Exercise aim: Reproduce every line of the material below verbatim, with no alterations.

Data to use:

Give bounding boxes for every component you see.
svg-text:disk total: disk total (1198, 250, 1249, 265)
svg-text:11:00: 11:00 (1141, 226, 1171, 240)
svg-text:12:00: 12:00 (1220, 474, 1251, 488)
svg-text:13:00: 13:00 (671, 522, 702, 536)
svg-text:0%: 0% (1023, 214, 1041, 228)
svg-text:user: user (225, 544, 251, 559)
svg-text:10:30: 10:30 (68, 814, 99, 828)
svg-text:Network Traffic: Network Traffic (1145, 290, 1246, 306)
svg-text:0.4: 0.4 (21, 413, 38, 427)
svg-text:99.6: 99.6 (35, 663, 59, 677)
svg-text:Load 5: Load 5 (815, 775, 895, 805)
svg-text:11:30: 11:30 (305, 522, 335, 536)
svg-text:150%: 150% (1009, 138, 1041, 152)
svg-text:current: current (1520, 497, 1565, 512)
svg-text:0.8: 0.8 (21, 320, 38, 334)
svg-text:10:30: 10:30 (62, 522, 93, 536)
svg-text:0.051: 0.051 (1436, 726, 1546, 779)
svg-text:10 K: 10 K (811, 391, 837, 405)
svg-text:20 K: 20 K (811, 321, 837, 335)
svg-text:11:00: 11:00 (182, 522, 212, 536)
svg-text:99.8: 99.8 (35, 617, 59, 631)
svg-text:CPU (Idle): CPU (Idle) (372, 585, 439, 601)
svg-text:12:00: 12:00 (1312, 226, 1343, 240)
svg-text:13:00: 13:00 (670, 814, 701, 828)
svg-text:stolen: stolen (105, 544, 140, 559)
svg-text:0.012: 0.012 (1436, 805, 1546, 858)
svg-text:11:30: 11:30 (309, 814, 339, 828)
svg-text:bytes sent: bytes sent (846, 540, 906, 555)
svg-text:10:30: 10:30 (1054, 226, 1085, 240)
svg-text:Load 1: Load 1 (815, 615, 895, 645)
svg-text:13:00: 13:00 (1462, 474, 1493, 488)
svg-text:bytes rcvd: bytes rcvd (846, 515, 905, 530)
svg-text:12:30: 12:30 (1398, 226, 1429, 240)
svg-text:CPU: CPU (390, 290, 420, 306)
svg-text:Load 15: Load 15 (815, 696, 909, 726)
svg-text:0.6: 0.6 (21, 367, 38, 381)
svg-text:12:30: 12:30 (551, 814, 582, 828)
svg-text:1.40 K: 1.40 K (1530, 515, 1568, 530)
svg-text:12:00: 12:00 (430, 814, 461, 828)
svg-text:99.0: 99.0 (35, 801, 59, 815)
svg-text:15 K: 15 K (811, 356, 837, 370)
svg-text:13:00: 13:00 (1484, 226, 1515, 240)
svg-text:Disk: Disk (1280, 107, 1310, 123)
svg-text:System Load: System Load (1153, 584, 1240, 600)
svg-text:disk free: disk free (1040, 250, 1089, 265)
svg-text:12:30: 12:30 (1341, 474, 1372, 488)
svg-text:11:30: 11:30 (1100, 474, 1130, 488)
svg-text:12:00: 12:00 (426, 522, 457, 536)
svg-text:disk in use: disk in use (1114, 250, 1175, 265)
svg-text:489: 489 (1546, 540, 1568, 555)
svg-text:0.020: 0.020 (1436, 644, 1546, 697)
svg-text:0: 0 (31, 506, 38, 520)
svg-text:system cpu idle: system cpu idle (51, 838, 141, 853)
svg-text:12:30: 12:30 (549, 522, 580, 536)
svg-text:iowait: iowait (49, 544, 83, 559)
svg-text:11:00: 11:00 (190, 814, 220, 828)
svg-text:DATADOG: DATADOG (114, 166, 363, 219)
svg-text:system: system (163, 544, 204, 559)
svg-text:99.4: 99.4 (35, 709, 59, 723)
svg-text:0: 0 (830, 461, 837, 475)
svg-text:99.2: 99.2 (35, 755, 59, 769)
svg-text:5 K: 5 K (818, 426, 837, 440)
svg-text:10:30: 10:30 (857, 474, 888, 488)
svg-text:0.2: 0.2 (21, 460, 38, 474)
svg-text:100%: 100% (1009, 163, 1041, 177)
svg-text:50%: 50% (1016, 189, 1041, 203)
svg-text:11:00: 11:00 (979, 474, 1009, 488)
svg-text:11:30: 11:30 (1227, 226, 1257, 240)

Task output:
Give bounding boxes for every component you see.
svg-text:disk total: disk total (1198, 250, 1249, 265)
svg-text:11:00: 11:00 (1141, 226, 1171, 240)
svg-text:12:00: 12:00 (1220, 474, 1251, 488)
svg-text:13:00: 13:00 (671, 522, 702, 536)
svg-text:0%: 0% (1023, 214, 1041, 228)
svg-text:user: user (225, 544, 251, 559)
svg-text:10:30: 10:30 (68, 814, 99, 828)
svg-text:Network Traffic: Network Traffic (1145, 290, 1246, 306)
svg-text:0.4: 0.4 (21, 413, 38, 427)
svg-text:99.6: 99.6 (35, 663, 59, 677)
svg-text:Load 5: Load 5 (815, 775, 895, 805)
svg-text:11:30: 11:30 (305, 522, 335, 536)
svg-text:150%: 150% (1009, 138, 1041, 152)
svg-text:current: current (1520, 497, 1565, 512)
svg-text:0.8: 0.8 (21, 320, 38, 334)
svg-text:10:30: 10:30 (62, 522, 93, 536)
svg-text:0.051: 0.051 (1436, 726, 1546, 779)
svg-text:10 K: 10 K (811, 391, 837, 405)
svg-text:20 K: 20 K (811, 321, 837, 335)
svg-text:11:00: 11:00 (182, 522, 212, 536)
svg-text:99.8: 99.8 (35, 617, 59, 631)
svg-text:CPU (Idle): CPU (Idle) (372, 585, 439, 601)
svg-text:12:00: 12:00 (1312, 226, 1343, 240)
svg-text:13:00: 13:00 (670, 814, 701, 828)
svg-text:stolen: stolen (105, 544, 140, 559)
svg-text:0.012: 0.012 (1436, 805, 1546, 858)
svg-text:11:30: 11:30 (309, 814, 339, 828)
svg-text:bytes sent: bytes sent (846, 540, 906, 555)
svg-text:10:30: 10:30 (1054, 226, 1085, 240)
svg-text:Load 1: Load 1 (815, 615, 895, 645)
svg-text:13:00: 13:00 (1462, 474, 1493, 488)
svg-text:bytes rcvd: bytes rcvd (846, 515, 905, 530)
svg-text:12:30: 12:30 (1398, 226, 1429, 240)
svg-text:CPU: CPU (390, 290, 420, 306)
svg-text:Load 15: Load 15 (815, 696, 909, 726)
svg-text:0.6: 0.6 (21, 367, 38, 381)
svg-text:12:30: 12:30 (551, 814, 582, 828)
svg-text:1.40 K: 1.40 K (1530, 515, 1568, 530)
svg-text:12:00: 12:00 (430, 814, 461, 828)
svg-text:99.0: 99.0 (35, 801, 59, 815)
svg-text:15 K: 15 K (811, 356, 837, 370)
svg-text:13:00: 13:00 (1484, 226, 1515, 240)
svg-text:Disk: Disk (1280, 107, 1310, 123)
svg-text:System Load: System Load (1153, 584, 1240, 600)
svg-text:disk free: disk free (1040, 250, 1089, 265)
svg-text:12:30: 12:30 (1341, 474, 1372, 488)
svg-text:11:30: 11:30 (1100, 474, 1130, 488)
svg-text:12:00: 12:00 (426, 522, 457, 536)
svg-text:disk in use: disk in use (1114, 250, 1175, 265)
svg-text:489: 489 (1546, 540, 1568, 555)
svg-text:0.020: 0.020 (1436, 644, 1546, 697)
svg-text:0: 0 (31, 506, 38, 520)
svg-text:system cpu idle: system cpu idle (51, 838, 141, 853)
svg-text:12:30: 12:30 (549, 522, 580, 536)
svg-text:iowait: iowait (49, 544, 83, 559)
svg-text:11:00: 11:00 (190, 814, 220, 828)
svg-text:DATADOG: DATADOG (114, 166, 363, 219)
svg-text:system: system (163, 544, 204, 559)
svg-text:99.4: 99.4 (35, 709, 59, 723)
svg-text:0: 0 (830, 461, 837, 475)
svg-text:99.2: 99.2 (35, 755, 59, 769)
svg-text:5 K: 5 K (818, 426, 837, 440)
svg-text:10:30: 10:30 (857, 474, 888, 488)
svg-text:0.2: 0.2 (21, 460, 38, 474)
svg-text:100%: 100% (1009, 163, 1041, 177)
svg-text:50%: 50% (1016, 189, 1041, 203)
svg-text:11:00: 11:00 (979, 474, 1009, 488)
svg-text:11:30: 11:30 (1227, 226, 1257, 240)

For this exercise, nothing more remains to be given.